# Listed records
..........

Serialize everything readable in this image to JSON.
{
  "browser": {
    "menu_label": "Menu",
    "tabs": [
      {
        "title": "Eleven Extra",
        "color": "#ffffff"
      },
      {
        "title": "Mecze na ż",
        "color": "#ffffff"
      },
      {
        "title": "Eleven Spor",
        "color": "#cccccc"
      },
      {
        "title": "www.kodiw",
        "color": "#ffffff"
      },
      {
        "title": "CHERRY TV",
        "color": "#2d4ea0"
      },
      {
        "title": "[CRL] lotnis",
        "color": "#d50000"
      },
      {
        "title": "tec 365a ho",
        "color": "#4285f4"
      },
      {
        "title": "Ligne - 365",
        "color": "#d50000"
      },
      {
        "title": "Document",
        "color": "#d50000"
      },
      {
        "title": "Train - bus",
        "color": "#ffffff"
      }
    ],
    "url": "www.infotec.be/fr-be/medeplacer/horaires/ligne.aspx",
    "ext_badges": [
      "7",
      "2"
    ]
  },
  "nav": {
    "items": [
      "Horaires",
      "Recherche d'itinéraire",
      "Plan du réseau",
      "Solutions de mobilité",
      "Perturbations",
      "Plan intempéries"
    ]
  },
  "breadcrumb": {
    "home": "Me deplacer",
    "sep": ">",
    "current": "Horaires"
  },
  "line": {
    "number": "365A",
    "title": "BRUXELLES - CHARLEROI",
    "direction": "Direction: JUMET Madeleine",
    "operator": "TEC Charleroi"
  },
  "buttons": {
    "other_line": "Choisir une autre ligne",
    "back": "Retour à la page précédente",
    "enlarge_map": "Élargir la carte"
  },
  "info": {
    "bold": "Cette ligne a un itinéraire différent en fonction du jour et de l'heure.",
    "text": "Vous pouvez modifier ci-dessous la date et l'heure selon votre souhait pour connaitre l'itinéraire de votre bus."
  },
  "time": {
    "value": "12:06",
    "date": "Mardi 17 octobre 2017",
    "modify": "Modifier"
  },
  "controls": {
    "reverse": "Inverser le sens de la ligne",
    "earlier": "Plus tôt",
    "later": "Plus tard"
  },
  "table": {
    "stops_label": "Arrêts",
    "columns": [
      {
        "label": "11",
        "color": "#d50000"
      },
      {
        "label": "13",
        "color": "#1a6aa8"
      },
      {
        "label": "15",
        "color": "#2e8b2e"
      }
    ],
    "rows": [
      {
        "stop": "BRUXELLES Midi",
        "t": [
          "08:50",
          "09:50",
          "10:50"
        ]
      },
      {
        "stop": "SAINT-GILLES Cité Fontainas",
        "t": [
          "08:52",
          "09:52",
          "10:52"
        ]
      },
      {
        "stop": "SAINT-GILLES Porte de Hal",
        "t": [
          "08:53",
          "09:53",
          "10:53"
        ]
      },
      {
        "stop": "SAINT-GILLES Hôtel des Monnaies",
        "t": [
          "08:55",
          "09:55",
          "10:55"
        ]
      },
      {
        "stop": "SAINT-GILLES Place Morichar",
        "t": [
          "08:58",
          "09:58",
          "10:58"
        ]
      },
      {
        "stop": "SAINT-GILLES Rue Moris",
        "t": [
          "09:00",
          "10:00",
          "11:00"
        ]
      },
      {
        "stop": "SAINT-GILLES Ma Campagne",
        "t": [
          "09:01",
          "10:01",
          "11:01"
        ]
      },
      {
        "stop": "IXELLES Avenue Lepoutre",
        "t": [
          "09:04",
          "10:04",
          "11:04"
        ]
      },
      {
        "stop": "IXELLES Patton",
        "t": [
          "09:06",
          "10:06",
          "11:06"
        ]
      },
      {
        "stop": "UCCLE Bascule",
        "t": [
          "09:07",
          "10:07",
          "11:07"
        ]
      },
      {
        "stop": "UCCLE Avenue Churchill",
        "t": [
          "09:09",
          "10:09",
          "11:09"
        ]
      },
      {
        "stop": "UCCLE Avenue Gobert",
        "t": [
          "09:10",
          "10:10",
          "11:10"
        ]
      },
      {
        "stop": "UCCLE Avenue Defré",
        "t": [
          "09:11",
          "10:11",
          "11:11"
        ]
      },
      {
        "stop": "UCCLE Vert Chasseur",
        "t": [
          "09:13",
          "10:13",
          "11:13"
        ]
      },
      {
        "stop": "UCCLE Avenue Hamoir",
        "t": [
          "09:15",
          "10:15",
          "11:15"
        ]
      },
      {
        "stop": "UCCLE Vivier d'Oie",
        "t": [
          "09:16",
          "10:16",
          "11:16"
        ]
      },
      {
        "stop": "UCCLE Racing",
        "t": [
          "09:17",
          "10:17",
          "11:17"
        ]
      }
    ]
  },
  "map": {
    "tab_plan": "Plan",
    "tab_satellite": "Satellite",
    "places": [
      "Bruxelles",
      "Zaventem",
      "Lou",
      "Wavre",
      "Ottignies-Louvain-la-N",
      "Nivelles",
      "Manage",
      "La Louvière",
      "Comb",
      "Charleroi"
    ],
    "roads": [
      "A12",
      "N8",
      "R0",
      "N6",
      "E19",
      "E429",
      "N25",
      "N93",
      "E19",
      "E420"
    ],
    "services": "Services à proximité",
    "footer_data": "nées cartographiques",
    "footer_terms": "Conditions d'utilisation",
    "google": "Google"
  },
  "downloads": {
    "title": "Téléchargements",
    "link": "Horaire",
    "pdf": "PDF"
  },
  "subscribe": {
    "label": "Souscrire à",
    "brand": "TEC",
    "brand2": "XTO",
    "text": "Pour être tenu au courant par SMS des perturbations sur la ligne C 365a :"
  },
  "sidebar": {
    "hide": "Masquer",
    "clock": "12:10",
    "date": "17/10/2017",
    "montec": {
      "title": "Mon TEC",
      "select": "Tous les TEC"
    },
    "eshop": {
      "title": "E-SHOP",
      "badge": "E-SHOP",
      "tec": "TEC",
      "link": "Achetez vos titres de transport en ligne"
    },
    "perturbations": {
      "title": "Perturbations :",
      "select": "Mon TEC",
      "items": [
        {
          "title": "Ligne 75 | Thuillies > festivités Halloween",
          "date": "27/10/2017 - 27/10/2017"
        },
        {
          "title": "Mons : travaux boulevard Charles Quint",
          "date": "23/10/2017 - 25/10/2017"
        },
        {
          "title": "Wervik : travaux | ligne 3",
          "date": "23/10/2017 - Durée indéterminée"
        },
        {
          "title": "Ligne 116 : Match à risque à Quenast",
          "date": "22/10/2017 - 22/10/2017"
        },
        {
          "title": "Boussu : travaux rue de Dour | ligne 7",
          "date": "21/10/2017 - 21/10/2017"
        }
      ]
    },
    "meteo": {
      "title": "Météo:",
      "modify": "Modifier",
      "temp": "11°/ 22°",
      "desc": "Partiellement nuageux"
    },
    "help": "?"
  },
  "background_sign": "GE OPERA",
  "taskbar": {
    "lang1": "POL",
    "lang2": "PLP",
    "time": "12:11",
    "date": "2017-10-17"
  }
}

..........

Copy the records above exactly as they appear.

# Answer for this exercise
Serialize everything readable in this image to JSON.
{
  "browser": {
    "menu_label": "Menu",
    "tabs": [
      {
        "title": "Eleven Extra",
        "color": "#ffffff"
      },
      {
        "title": "Mecze na ż",
        "color": "#ffffff"
      },
      {
        "title": "Eleven Spor",
        "color": "#cccccc"
      },
      {
        "title": "www.kodiw",
        "color": "#ffffff"
      },
      {
        "title": "CHERRY TV",
        "color": "#2d4ea0"
      },
      {
        "title": "[CRL] lotnis",
        "color": "#d50000"
      },
      {
        "title": "tec 365a ho",
        "color": "#4285f4"
      },
      {
        "title": "Ligne - 365",
        "color": "#d50000"
      },
      {
        "title": "Document",
        "color": "#d50000"
      },
      {
        "title": "Train - bus",
        "color": "#ffffff"
      }
    ],
    "url": "www.infotec.be/fr-be/medeplacer/horaires/ligne.aspx",
    "ext_badges": [
      "7",
      "2"
    ]
  },
  "nav": {
    "items": [
      "Horaires",
      "Recherche d'itinéraire",
      "Plan du réseau",
      "Solutions de mobilité",
      "Perturbations",
      "Plan intempéries"
    ]
  },
  "breadcrumb": {
    "home": "Me deplacer",
    "sep": ">",
    "current": "Horaires"
  },
  "line": {
    "number": "365A",
    "title": "BRUXELLES - CHARLEROI",
    "direction": "Direction: JUMET Madeleine",
    "operator": "TEC Charleroi"
  },
  "buttons": {
    "other_line": "Choisir une autre ligne",
    "back": "Retour à la page précédente",
    "enlarge_map": "Élargir la carte"
  },
  "info": {
    "bold": "Cette ligne a un itinéraire différent en fonction du jour et de l'heure.",
    "text": "Vous pouvez modifier ci-dessous la date et l'heure selon votre souhait pour connaitre l'itinéraire de votre bus."
  },
  "time": {
    "value": "12:06",
    "date": "Mardi 17 octobre 2017",
    "modify": "Modifier"
  },
  "controls": {
    "reverse": "Inverser le sens de la ligne",
    "earlier": "Plus tôt",
    "later": "Plus tard"
  },
  "table": {
    "stops_label": "Arrêts",
    "columns": [
      {
        "label": "11",
        "color": "#d50000"
      },
      {
        "label": "13",
        "color": "#1a6aa8"
      },
      {
        "label": "15",
        "color": "#2e8b2e"
      }
    ],
    "rows": [
      {
        "stop": "BRUXELLES Midi",
        "t": [
          "08:50",
          "09:50",
          "10:50"
        ]
      },
      {
        "stop": "SAINT-GILLES Cité Fontainas",
        "t": [
          "08:52",
          "09:52",
          "10:52"
        ]
      },
      {
        "stop": "SAINT-GILLES Porte de Hal",
        "t": [
          "08:53",
          "09:53",
          "10:53"
        ]
      },
      {
        "stop": "SAINT-GILLES Hôtel des Monnaies",
        "t": [
          "08:55",
          "09:55",
          "10:55"
        ]
      },
      {
        "stop": "SAINT-GILLES Place Morichar",
        "t": [
          "08:58",
          "09:58",
          "10:58"
        ]
      },
      {
        "stop": "SAINT-GILLES Rue Moris",
        "t": [
          "09:00",
          "10:00",
          "11:00"
        ]
      },
      {
        "stop": "SAINT-GILLES Ma Campagne",
        "t": [
          "09:01",
          "10:01",
          "11:01"
        ]
      },
      {
        "stop": "IXELLES Avenue Lepoutre",
        "t": [
          "09:04",
          "10:04",
          "11:04"
        ]
      },
      {
        "stop": "IXELLES Patton",
        "t": [
          "09:06",
          "10:06",
          "11:06"
        ]
      },
      {
        "stop": "UCCLE Bascule",
        "t": [
          "09:07",
          "10:07",
          "11:07"
        ]
      },
      {
        "stop": "UCCLE Avenue Churchill",
        "t": [
          "09:09",
          "10:09",
          "11:09"
        ]
      },
      {
        "stop": "UCCLE Avenue Gobert",
        "t": [
          "09:10",
          "10:10",
          "11:10"
        ]
      },
      {
        "stop": "UCCLE Avenue Defré",
        "t": [
          "09:11",
          "10:11",
          "11:11"
        ]
      },
      {
        "stop": "UCCLE Vert Chasseur",
        "t": [
          "09:13",
          "10:13",
          "11:13"
        ]
      },
      {
        "stop": "UCCLE Avenue Hamoir",
        "t": [
          "09:15",
          "10:15",
          "11:15"
        ]
      },
      {
        "stop": "UCCLE Vivier d'Oie",
        "t": [
          "09:16",
          "10:16",
          "11:16"
        ]
      },
      {
        "stop": "UCCLE Racing",
        "t": [
          "09:17",
          "10:17",
          "11:17"
        ]
      }
    ]
  },
  "map": {
    "tab_plan": "Plan",
    "tab_satellite": "Satellite",
    "places": [
      "Bruxelles",
      "Zaventem",
      "Lou",
      "Wavre",
      "Ottignies-Louvain-la-N",
      "Nivelles",
      "Manage",
      "La Louvière",
      "Comb",
      "Charleroi"
    ],
    "roads": [
      "A12",
      "N8",
      "R0",
      "N6",
      "E19",
      "E429",
      "N25",
      "N93",
      "E19",
      "E420"
    ],
    "services": "Services à proximité",
    "footer_data": "nées cartographiques",
    "footer_terms": "Conditions d'utilisation",
    "google": "Google"
  },
  "downloads": {
    "title": "Téléchargements",
    "link": "Horaire",
    "pdf": "PDF"
  },
  "subscribe": {
    "label": "Souscrire à",
    "brand": "TEC",
    "brand2": "XTO",
    "text": "Pour être tenu au courant par SMS des perturbations sur la ligne C 365a :"
  },
  "sidebar": {
    "hide": "Masquer",
    "clock": "12:10",
    "date": "17/10/2017",
    "montec": {
      "title": "Mon TEC",
      "select": "Tous les TEC"
    },
    "eshop": {
      "title": "E-SHOP",
      "badge": "E-SHOP",
      "tec": "TEC",
      "link": "Achetez vos titres de transport en ligne"
    },
    "perturbations": {
      "title": "Perturbations :",
      "select": "Mon TEC",
      "items": [
        {
          "title": "Ligne 75 | Thuillies > festivités Halloween",
          "date": "27/10/2017 - 27/10/2017"
        },
        {
          "title": "Mons : travaux boulevard Charles Quint",
          "date": "23/10/2017 - 25/10/2017"
        },
        {
          "title": "Wervik : travaux | ligne 3",
          "date": "23/10/2017 - Durée indéterminée"
        },
        {
          "title": "Ligne 116 : Match à risque à Quenast",
          "date": "22/10/2017 - 22/10/2017"
        },
        {
          "title": "Boussu : travaux rue de Dour | ligne 7",
          "date": "21/10/2017 - 21/10/2017"
        }
      ]
    },
    "meteo": {
      "title": "Météo:",
      "modify": "Modifier",
      "temp": "11°/ 22°",
      "desc": "Partiellement nuageux"
    },
    "help": "?"
  },
  "background_sign": "GE OPERA",
  "taskbar": {
    "lang1": "POL",
    "lang2": "PLP",
    "time": "12:11",
    "date": "2017-10-17"
  }
}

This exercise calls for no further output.